#### Short task:
Repeat every entry word for word, but leave the images out of your copy.

#### Given data:
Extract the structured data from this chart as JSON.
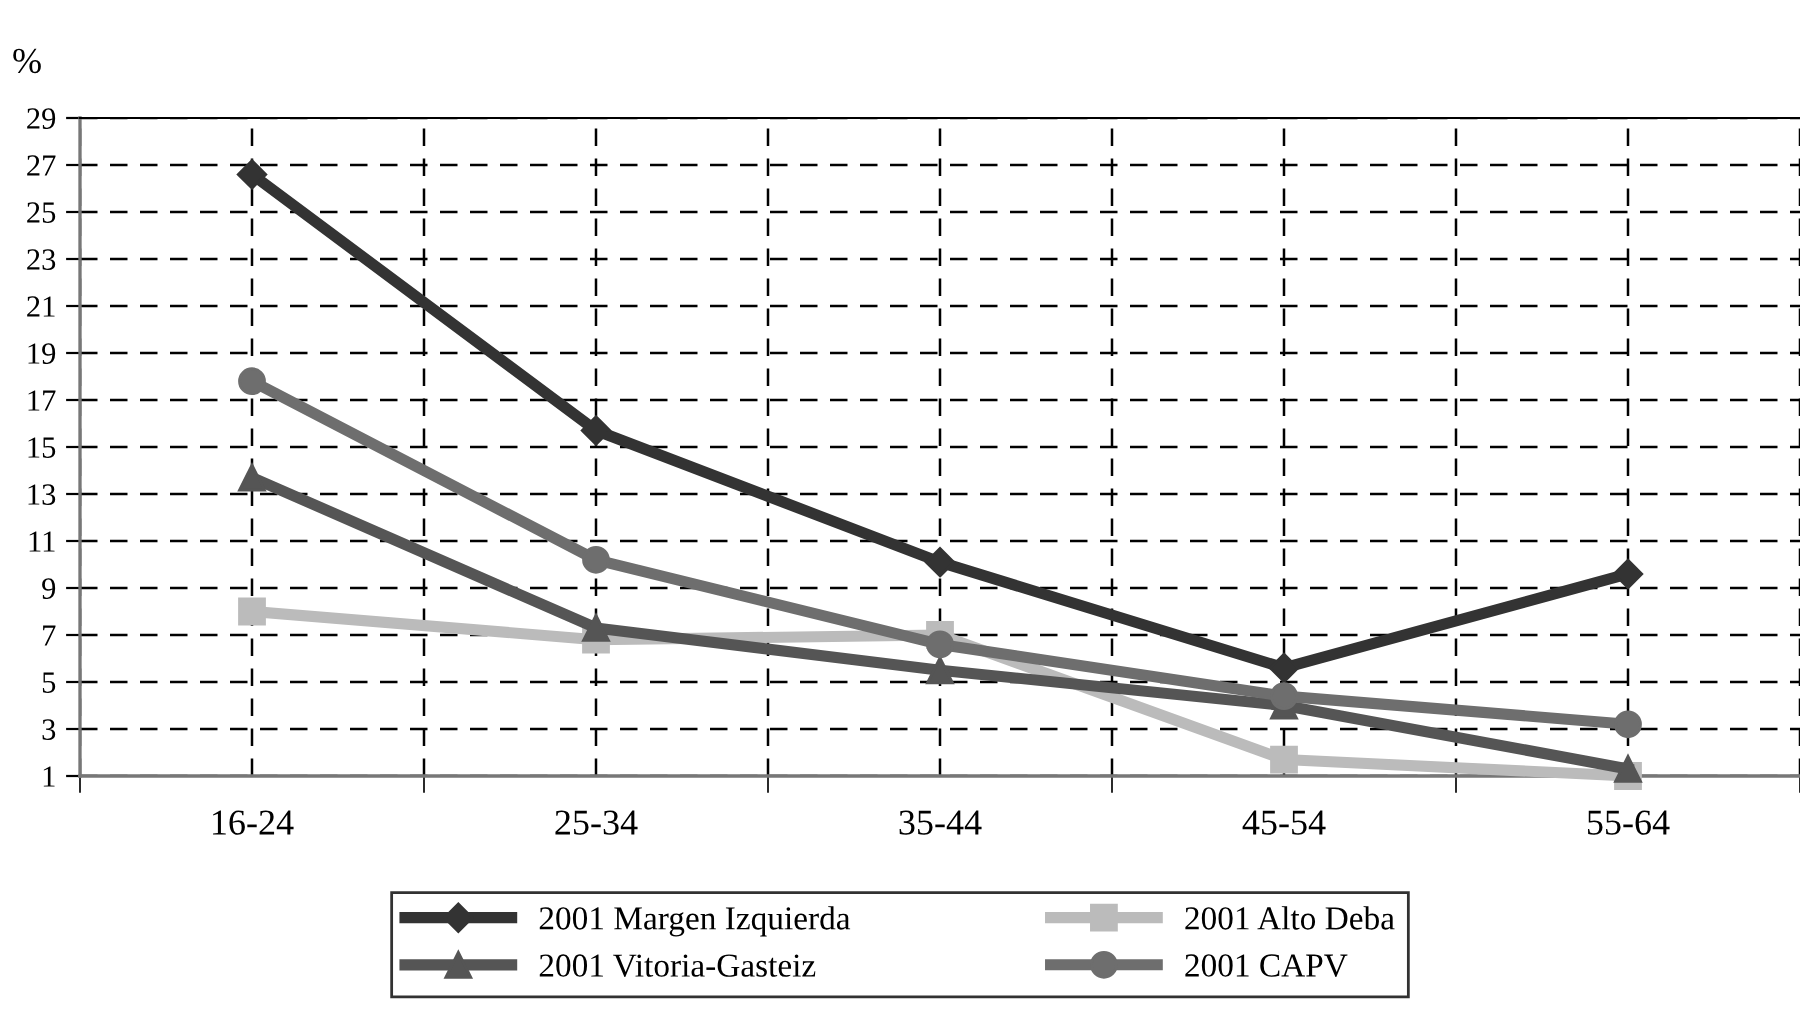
{
  "chart_data": {
    "type": "line",
    "ylabel": "%",
    "categories": [
      "16-24",
      "25-34",
      "35-44",
      "45-54",
      "55-64"
    ],
    "series": [
      {
        "name": "2001 Margen Izquierda",
        "color": "#333333",
        "marker": "diamond",
        "values": [
          26.6,
          15.7,
          10.1,
          5.6,
          9.6
        ]
      },
      {
        "name": "2001 Alto Deba",
        "color": "#bbbbbb",
        "marker": "square",
        "values": [
          8.0,
          6.8,
          7.0,
          1.7,
          1.0
        ]
      },
      {
        "name": "2001 Vitoria-Gasteiz",
        "color": "#555555",
        "marker": "triangle",
        "values": [
          13.7,
          7.3,
          5.5,
          4.0,
          1.3
        ]
      },
      {
        "name": "2001 CAPV",
        "color": "#6e6e6e",
        "marker": "circle",
        "values": [
          17.8,
          10.2,
          6.6,
          4.4,
          3.2
        ]
      }
    ],
    "ylim": [
      1,
      29
    ],
    "yticks": [
      1,
      3,
      5,
      7,
      9,
      11,
      13,
      15,
      17,
      19,
      21,
      23,
      25,
      27,
      29
    ],
    "grid": true,
    "legend": "bottom",
    "line_style": "solid"
  }
}
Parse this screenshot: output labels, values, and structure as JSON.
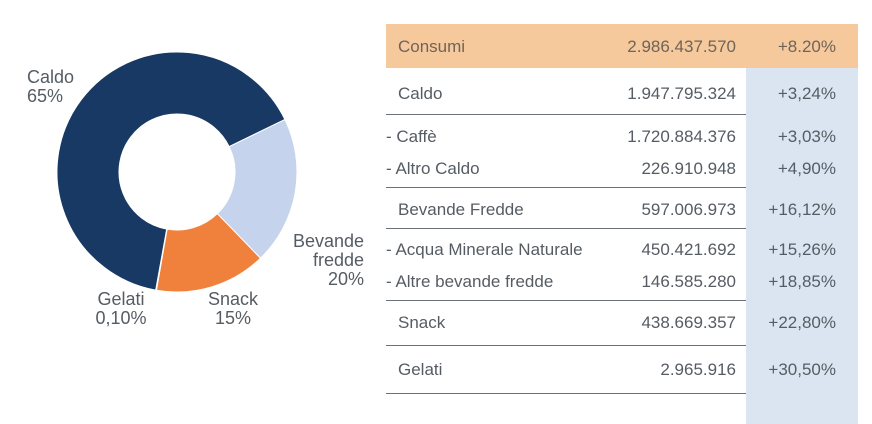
{
  "chart_data": {
    "type": "pie",
    "variant": "donut",
    "slices": [
      {
        "name": "Caldo",
        "label": "65%",
        "value": 65.0,
        "color": "#173963"
      },
      {
        "name": "Bevande fredde",
        "label": "20%",
        "value": 20.0,
        "color": "#c5d4ec"
      },
      {
        "name": "Snack",
        "label": "15%",
        "value": 15.0,
        "color": "#f0813c"
      },
      {
        "name": "Gelati",
        "label": "0,10%",
        "value": 0.1,
        "color": "#173963"
      }
    ],
    "labels": {
      "caldo": [
        "Caldo",
        "65%"
      ],
      "bevande": [
        "Bevande",
        "fredde",
        "20%"
      ],
      "snack": [
        "Snack",
        "15%"
      ],
      "gelati": [
        "Gelati",
        "0,10%"
      ]
    }
  },
  "table": {
    "header": {
      "name": "Consumi",
      "value": "2.986.437.570",
      "change": "+8.20%"
    },
    "rows": [
      {
        "name": "Caldo",
        "value": "1.947.795.324",
        "change": "+3,24%"
      },
      {
        "name": "- Caffè",
        "value": "1.720.884.376",
        "change": "+3,03%"
      },
      {
        "name": "- Altro Caldo",
        "value": "226.910.948",
        "change": "+4,90%"
      },
      {
        "name": "Bevande Fredde",
        "value": "597.006.973",
        "change": "+16,12%"
      },
      {
        "name": "- Acqua Minerale Naturale",
        "value": "450.421.692",
        "change": "+15,26%"
      },
      {
        "name": "- Altre bevande fredde",
        "value": "146.585.280",
        "change": "+18,85%"
      },
      {
        "name": "Snack",
        "value": "438.669.357",
        "change": "+22,80%"
      },
      {
        "name": "Gelati",
        "value": "2.965.916",
        "change": "+30,50%"
      }
    ]
  },
  "colors": {
    "header_bg": "#f6c99c",
    "change_column_bg": "#dbe5f2",
    "rule": "#6d727a"
  }
}
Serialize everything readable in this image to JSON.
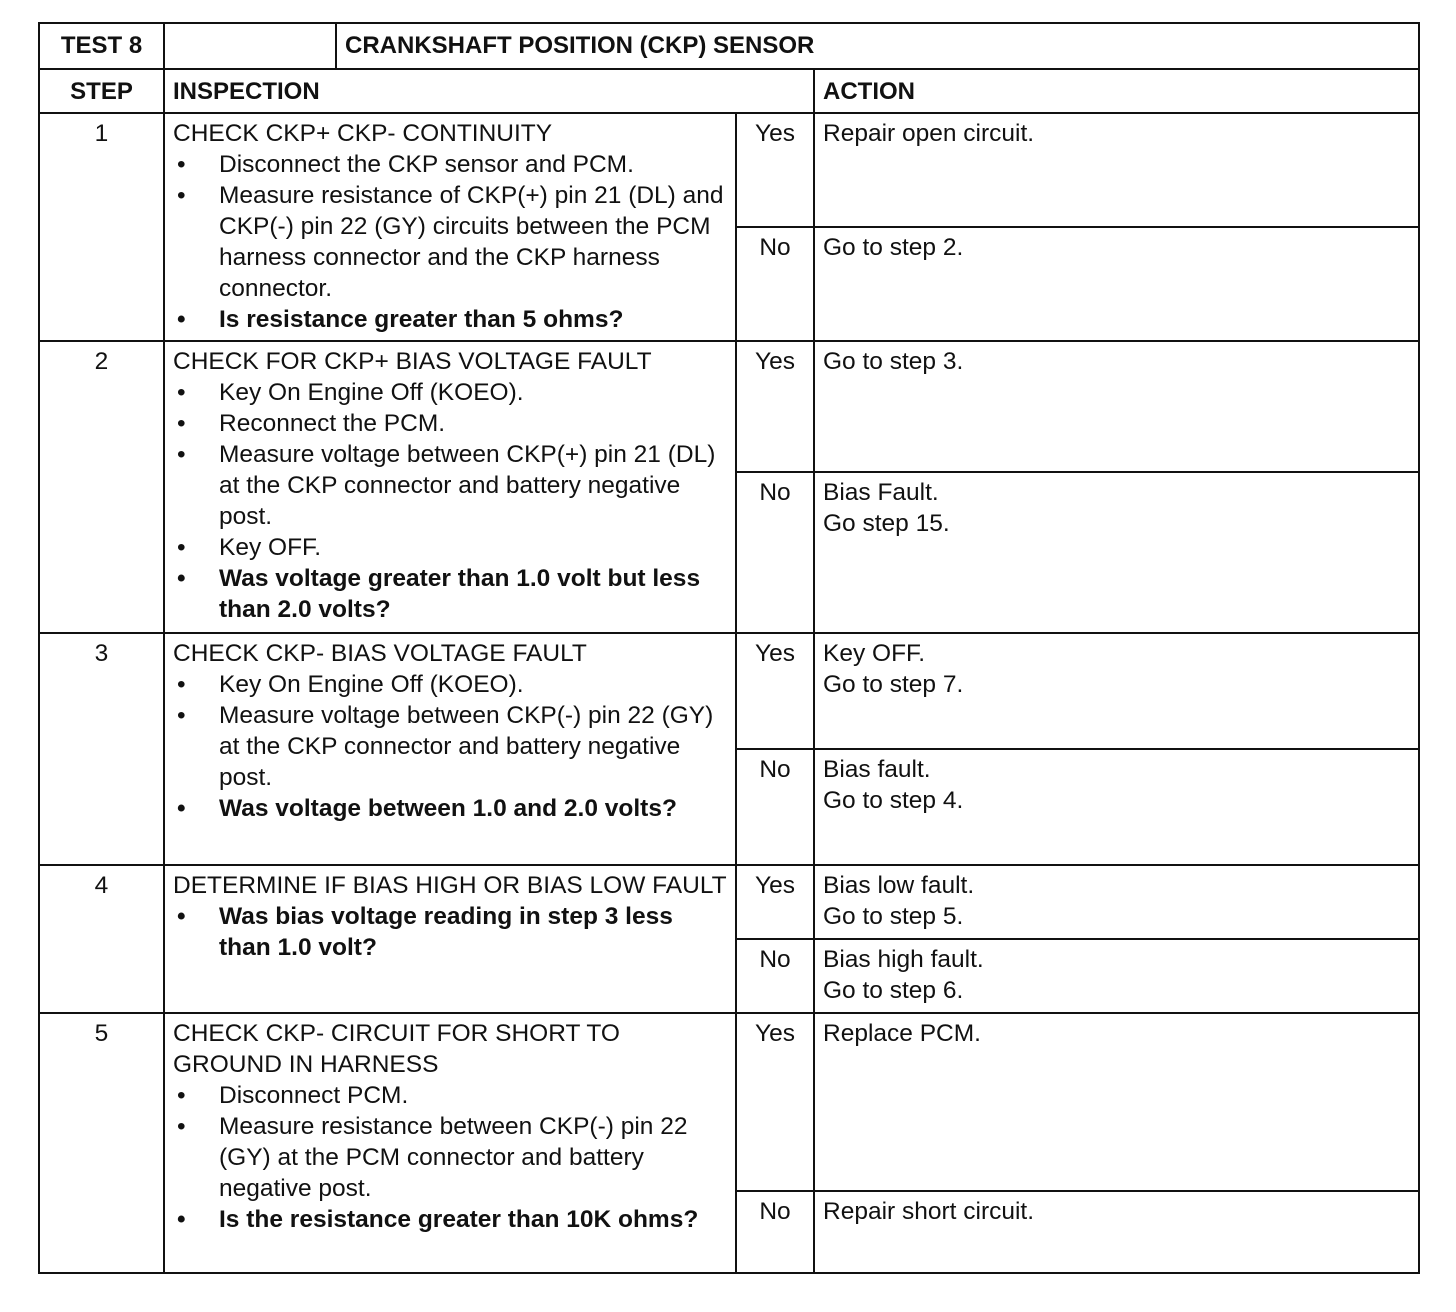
{
  "header": {
    "test": "TEST 8",
    "title": "CRANKSHAFT POSITION (CKP) SENSOR"
  },
  "columns": {
    "step": "STEP",
    "inspection": "INSPECTION",
    "action": "ACTION"
  },
  "steps": [
    {
      "step": "1",
      "title": "CHECK CKP+ CKP- CONTINUITY",
      "bullets": [
        {
          "text": "Disconnect the CKP sensor and PCM.",
          "bold": false
        },
        {
          "text": "Measure resistance of CKP(+) pin 21 (DL) and CKP(-) pin 22 (GY) circuits between the PCM harness connector and the CKP harness connector.",
          "bold": false
        },
        {
          "text": "Is resistance greater than 5 ohms?",
          "bold": true
        }
      ],
      "yes_label": "Yes",
      "yes_action": [
        "Repair open circuit."
      ],
      "no_label": "No",
      "no_action": [
        "Go to step 2."
      ]
    },
    {
      "step": "2",
      "title": "CHECK FOR CKP+ BIAS VOLTAGE FAULT",
      "bullets": [
        {
          "text": "Key On Engine Off (KOEO).",
          "bold": false
        },
        {
          "text": "Reconnect the PCM.",
          "bold": false
        },
        {
          "text": "Measure voltage between CKP(+) pin 21 (DL) at the CKP connector and battery negative post.",
          "bold": false
        },
        {
          "text": "Key OFF.",
          "bold": false
        },
        {
          "text": "Was voltage greater than 1.0 volt but less than 2.0 volts?",
          "bold": true
        }
      ],
      "yes_label": "Yes",
      "yes_action": [
        "Go to step 3."
      ],
      "no_label": "No",
      "no_action": [
        "Bias Fault.",
        "Go step 15."
      ]
    },
    {
      "step": "3",
      "title": "CHECK CKP- BIAS VOLTAGE FAULT",
      "bullets": [
        {
          "text": "Key On Engine Off (KOEO).",
          "bold": false
        },
        {
          "text": "Measure voltage between CKP(-) pin 22 (GY) at the CKP connector and battery negative post.",
          "bold": false
        },
        {
          "text": "Was voltage between 1.0 and 2.0 volts?",
          "bold": true
        }
      ],
      "yes_label": "Yes",
      "yes_action": [
        "Key OFF.",
        "Go to step 7."
      ],
      "no_label": "No",
      "no_action": [
        "Bias fault.",
        "Go to step 4."
      ]
    },
    {
      "step": "4",
      "title": "DETERMINE IF BIAS HIGH OR BIAS LOW FAULT",
      "bullets": [
        {
          "text": "Was bias voltage reading in step 3 less than 1.0 volt?",
          "bold": true
        }
      ],
      "yes_label": "Yes",
      "yes_action": [
        "Bias low fault.",
        "Go to step 5."
      ],
      "no_label": "No",
      "no_action": [
        "Bias high fault.",
        "Go to step 6."
      ]
    },
    {
      "step": "5",
      "title": "CHECK CKP- CIRCUIT FOR SHORT TO GROUND IN HARNESS",
      "bullets": [
        {
          "text": "Disconnect PCM.",
          "bold": false
        },
        {
          "text": "Measure resistance between CKP(-) pin 22 (GY) at the PCM connector and battery negative post.",
          "bold": false
        },
        {
          "text": "Is the resistance greater than 10K ohms?",
          "bold": true
        }
      ],
      "yes_label": "Yes",
      "yes_action": [
        "Replace PCM."
      ],
      "no_label": "No",
      "no_action": [
        "Repair short circuit."
      ]
    }
  ]
}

#### Reply to the task:
Extract the structured data from this chart as JSON.
{
  "chart_data": {
    "type": "line",
    "ylabel": "%",
    "categories": [
      "16-24",
      "25-34",
      "35-44",
      "45-54",
      "55-64"
    ],
    "series": [
      {
        "name": "2001 Margen Izquierda",
        "color": "#333333",
        "marker": "diamond",
        "values": [
          26.6,
          15.7,
          10.1,
          5.6,
          9.6
        ]
      },
      {
        "name": "2001 Alto Deba",
        "color": "#bbbbbb",
        "marker": "square",
        "values": [
          8.0,
          6.8,
          7.0,
          1.7,
          1.0
        ]
      },
      {
        "name": "2001 Vitoria-Gasteiz",
        "color": "#555555",
        "marker": "triangle",
        "values": [
          13.7,
          7.3,
          5.5,
          4.0,
          1.3
        ]
      },
      {
        "name": "2001 CAPV",
        "color": "#6e6e6e",
        "marker": "circle",
        "values": [
          17.8,
          10.2,
          6.6,
          4.4,
          3.2
        ]
      }
    ],
    "ylim": [
      1,
      29
    ],
    "yticks": [
      1,
      3,
      5,
      7,
      9,
      11,
      13,
      15,
      17,
      19,
      21,
      23,
      25,
      27,
      29
    ],
    "grid": true,
    "legend": "bottom",
    "line_style": "solid"
  }
}
Parse this screenshot: output labels, values, and structure as JSON.
{
  "chart_data": {
    "type": "pie",
    "variant": "donut",
    "slices": [
      {
        "name": "Caldo",
        "label": "65%",
        "value": 65.0,
        "color": "#173963"
      },
      {
        "name": "Bevande fredde",
        "label": "20%",
        "value": 20.0,
        "color": "#c5d4ec"
      },
      {
        "name": "Snack",
        "label": "15%",
        "value": 15.0,
        "color": "#f0813c"
      },
      {
        "name": "Gelati",
        "label": "0,10%",
        "value": 0.1,
        "color": "#173963"
      }
    ],
    "labels": {
      "caldo": [
        "Caldo",
        "65%"
      ],
      "bevande": [
        "Bevande",
        "fredde",
        "20%"
      ],
      "snack": [
        "Snack",
        "15%"
      ],
      "gelati": [
        "Gelati",
        "0,10%"
      ]
    }
  },
  "table": {
    "header": {
      "name": "Consumi",
      "value": "2.986.437.570",
      "change": "+8.20%"
    },
    "rows": [
      {
        "name": "Caldo",
        "value": "1.947.795.324",
        "change": "+3,24%"
      },
      {
        "name": "- Caffè",
        "value": "1.720.884.376",
        "change": "+3,03%"
      },
      {
        "name": "- Altro Caldo",
        "value": "226.910.948",
        "change": "+4,90%"
      },
      {
        "name": "Bevande Fredde",
        "value": "597.006.973",
        "change": "+16,12%"
      },
      {
        "name": "- Acqua Minerale Naturale",
        "value": "450.421.692",
        "change": "+15,26%"
      },
      {
        "name": "- Altre bevande fredde",
        "value": "146.585.280",
        "change": "+18,85%"
      },
      {
        "name": "Snack",
        "value": "438.669.357",
        "change": "+22,80%"
      },
      {
        "name": "Gelati",
        "value": "2.965.916",
        "change": "+30,50%"
      }
    ]
  },
  "colors": {
    "header_bg": "#f6c99c",
    "change_column_bg": "#dbe5f2",
    "rule": "#6d727a"
  }
}
Serialize everything readable in this image to JSON.
{
  "header": {
    "test": "TEST 8",
    "title": "CRANKSHAFT POSITION (CKP) SENSOR"
  },
  "columns": {
    "step": "STEP",
    "inspection": "INSPECTION",
    "action": "ACTION"
  },
  "steps": [
    {
      "step": "1",
      "title": "CHECK CKP+ CKP- CONTINUITY",
      "bullets": [
        {
          "text": "Disconnect the CKP sensor and PCM.",
          "bold": false
        },
        {
          "text": "Measure resistance of CKP(+) pin 21 (DL) and CKP(-) pin 22 (GY) circuits between the PCM harness connector and the CKP harness connector.",
          "bold": false
        },
        {
          "text": "Is resistance greater than 5 ohms?",
          "bold": true
        }
      ],
      "yes_label": "Yes",
      "yes_action": [
        "Repair open circuit."
      ],
      "no_label": "No",
      "no_action": [
        "Go to step 2."
      ]
    },
    {
      "step": "2",
      "title": "CHECK FOR CKP+ BIAS VOLTAGE FAULT",
      "bullets": [
        {
          "text": "Key On Engine Off (KOEO).",
          "bold": false
        },
        {
          "text": "Reconnect the PCM.",
          "bold": false
        },
        {
          "text": "Measure voltage between CKP(+) pin 21 (DL) at the CKP connector and battery negative post.",
          "bold": false
        },
        {
          "text": "Key OFF.",
          "bold": false
        },
        {
          "text": "Was voltage greater than 1.0 volt but less than 2.0 volts?",
          "bold": true
        }
      ],
      "yes_label": "Yes",
      "yes_action": [
        "Go to step 3."
      ],
      "no_label": "No",
      "no_action": [
        "Bias Fault.",
        "Go step 15."
      ]
    },
    {
      "step": "3",
      "title": "CHECK CKP- BIAS VOLTAGE FAULT",
      "bullets": [
        {
          "text": "Key On Engine Off (KOEO).",
          "bold": false
        },
        {
          "text": "Measure voltage between CKP(-) pin 22 (GY) at the CKP connector and battery negative post.",
          "bold": false
        },
        {
          "text": "Was voltage between 1.0 and 2.0 volts?",
          "bold": true
        }
      ],
      "yes_label": "Yes",
      "yes_action": [
        "Key OFF.",
        "Go to step 7."
      ],
      "no_label": "No",
      "no_action": [
        "Bias fault.",
        "Go to step 4."
      ]
    },
    {
      "step": "4",
      "title": "DETERMINE IF BIAS HIGH OR BIAS LOW FAULT",
      "bullets": [
        {
          "text": "Was bias voltage reading in step 3 less than 1.0 volt?",
          "bold": true
        }
      ],
      "yes_label": "Yes",
      "yes_action": [
        "Bias low fault.",
        "Go to step 5."
      ],
      "no_label": "No",
      "no_action": [
        "Bias high fault.",
        "Go to step 6."
      ]
    },
    {
      "step": "5",
      "title": "CHECK CKP- CIRCUIT FOR SHORT TO GROUND IN HARNESS",
      "bullets": [
        {
          "text": "Disconnect PCM.",
          "bold": false
        },
        {
          "text": "Measure resistance between CKP(-) pin 22 (GY) at the PCM connector and battery negative post.",
          "bold": false
        },
        {
          "text": "Is the resistance greater than 10K ohms?",
          "bold": true
        }
      ],
      "yes_label": "Yes",
      "yes_action": [
        "Replace PCM."
      ],
      "no_label": "No",
      "no_action": [
        "Repair short circuit."
      ]
    }
  ]
}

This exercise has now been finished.